Data entries for graphics

__________

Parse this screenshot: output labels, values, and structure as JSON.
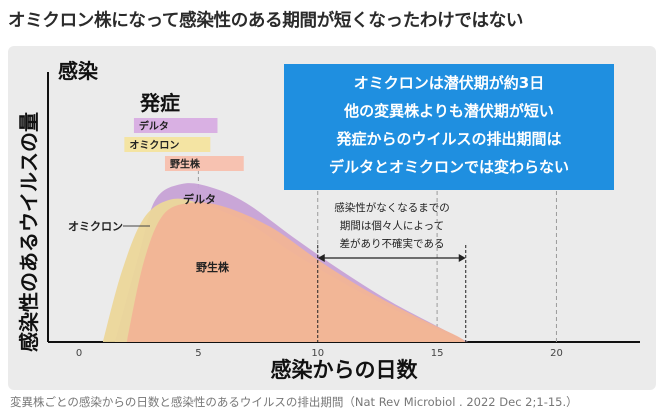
{
  "headline": "オミクロン株になって感染性のある期間が短くなったわけではない",
  "source": "変異株ごとの感染からの日数と感染性のあるウイルスの排出期間（Nat Rev Microbiol . 2022 Dec 2;1-15.）",
  "chart_data": {
    "type": "area",
    "xlabel": "感染からの日数",
    "ylabel": "感染性のあるウイルスの量",
    "y_corner_label": "感染",
    "x_ticks": [
      0,
      5,
      10,
      15,
      20
    ],
    "xlim": [
      -1.3,
      23.5
    ],
    "ylim": [
      0,
      1
    ],
    "series": [
      {
        "name": "デルタ",
        "color": "#c7a2d6",
        "points": [
          [
            1.5,
            0
          ],
          [
            2.5,
            0.55
          ],
          [
            3.2,
            0.9
          ],
          [
            4.3,
            1.0
          ],
          [
            5.5,
            0.98
          ],
          [
            7,
            0.88
          ],
          [
            9,
            0.66
          ],
          [
            11,
            0.45
          ],
          [
            13,
            0.26
          ],
          [
            15,
            0.1
          ],
          [
            16.3,
            0
          ]
        ]
      },
      {
        "name": "オミクロン",
        "color": "#ecd79a",
        "points": [
          [
            1.0,
            0
          ],
          [
            1.8,
            0.45
          ],
          [
            2.7,
            0.78
          ],
          [
            3.8,
            0.9
          ],
          [
            5,
            0.88
          ],
          [
            7,
            0.76
          ],
          [
            9,
            0.56
          ],
          [
            11,
            0.38
          ],
          [
            13,
            0.22
          ],
          [
            15,
            0.08
          ],
          [
            16.1,
            0
          ]
        ]
      },
      {
        "name": "野生株",
        "color": "#f2b496",
        "points": [
          [
            2.0,
            0
          ],
          [
            2.7,
            0.5
          ],
          [
            3.5,
            0.8
          ],
          [
            4.6,
            0.88
          ],
          [
            6,
            0.86
          ],
          [
            8,
            0.73
          ],
          [
            10,
            0.52
          ],
          [
            12,
            0.33
          ],
          [
            14,
            0.17
          ],
          [
            15.8,
            0.04
          ],
          [
            16.2,
            0
          ]
        ]
      }
    ],
    "symptom_label": "発症",
    "symptom_bars": [
      {
        "name": "デルタ",
        "start": 2.3,
        "end": 5.8,
        "color": "#d9b0e3"
      },
      {
        "name": "オミクロン",
        "start": 1.9,
        "end": 5.5,
        "color": "#f4e4a3"
      },
      {
        "name": "野生株",
        "start": 3.6,
        "end": 6.9,
        "color": "#f7c2b1"
      }
    ],
    "series_labels": {
      "delta": "デルタ",
      "omicron": "オミクロン",
      "wild": "野生株"
    },
    "annotation": {
      "lines": [
        "感染性がなくなるまでの",
        "期間は個々人によって",
        "差があり不確実である"
      ],
      "arrow_from": 10,
      "arrow_to": 16.2
    },
    "callout": {
      "lines": [
        "オミクロンは潜伏期が約3日",
        "他の変異株よりも潜伏期が短い",
        "発症からのウイルスの排出期間は",
        "デルタとオミクロンでは変わらない"
      ],
      "color": "#1f8fe0"
    }
  }
}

__________

◆ BRIEF:
Please write out all of the material above without changing a word, and omit any pictures.

◆ ANSWER FOR THE TASK:
Parse this screenshot: output labels, values, and structure as JSON.
{
  "headline": "オミクロン株になって感染性のある期間が短くなったわけではない",
  "source": "変異株ごとの感染からの日数と感染性のあるウイルスの排出期間（Nat Rev Microbiol . 2022 Dec 2;1-15.）",
  "chart_data": {
    "type": "area",
    "xlabel": "感染からの日数",
    "ylabel": "感染性のあるウイルスの量",
    "y_corner_label": "感染",
    "x_ticks": [
      0,
      5,
      10,
      15,
      20
    ],
    "xlim": [
      -1.3,
      23.5
    ],
    "ylim": [
      0,
      1
    ],
    "series": [
      {
        "name": "デルタ",
        "color": "#c7a2d6",
        "points": [
          [
            1.5,
            0
          ],
          [
            2.5,
            0.55
          ],
          [
            3.2,
            0.9
          ],
          [
            4.3,
            1.0
          ],
          [
            5.5,
            0.98
          ],
          [
            7,
            0.88
          ],
          [
            9,
            0.66
          ],
          [
            11,
            0.45
          ],
          [
            13,
            0.26
          ],
          [
            15,
            0.1
          ],
          [
            16.3,
            0
          ]
        ]
      },
      {
        "name": "オミクロン",
        "color": "#ecd79a",
        "points": [
          [
            1.0,
            0
          ],
          [
            1.8,
            0.45
          ],
          [
            2.7,
            0.78
          ],
          [
            3.8,
            0.9
          ],
          [
            5,
            0.88
          ],
          [
            7,
            0.76
          ],
          [
            9,
            0.56
          ],
          [
            11,
            0.38
          ],
          [
            13,
            0.22
          ],
          [
            15,
            0.08
          ],
          [
            16.1,
            0
          ]
        ]
      },
      {
        "name": "野生株",
        "color": "#f2b496",
        "points": [
          [
            2.0,
            0
          ],
          [
            2.7,
            0.5
          ],
          [
            3.5,
            0.8
          ],
          [
            4.6,
            0.88
          ],
          [
            6,
            0.86
          ],
          [
            8,
            0.73
          ],
          [
            10,
            0.52
          ],
          [
            12,
            0.33
          ],
          [
            14,
            0.17
          ],
          [
            15.8,
            0.04
          ],
          [
            16.2,
            0
          ]
        ]
      }
    ],
    "symptom_label": "発症",
    "symptom_bars": [
      {
        "name": "デルタ",
        "start": 2.3,
        "end": 5.8,
        "color": "#d9b0e3"
      },
      {
        "name": "オミクロン",
        "start": 1.9,
        "end": 5.5,
        "color": "#f4e4a3"
      },
      {
        "name": "野生株",
        "start": 3.6,
        "end": 6.9,
        "color": "#f7c2b1"
      }
    ],
    "series_labels": {
      "delta": "デルタ",
      "omicron": "オミクロン",
      "wild": "野生株"
    },
    "annotation": {
      "lines": [
        "感染性がなくなるまでの",
        "期間は個々人によって",
        "差があり不確実である"
      ],
      "arrow_from": 10,
      "arrow_to": 16.2
    },
    "callout": {
      "lines": [
        "オミクロンは潜伏期が約3日",
        "他の変異株よりも潜伏期が短い",
        "発症からのウイルスの排出期間は",
        "デルタとオミクロンでは変わらない"
      ],
      "color": "#1f8fe0"
    }
  }
}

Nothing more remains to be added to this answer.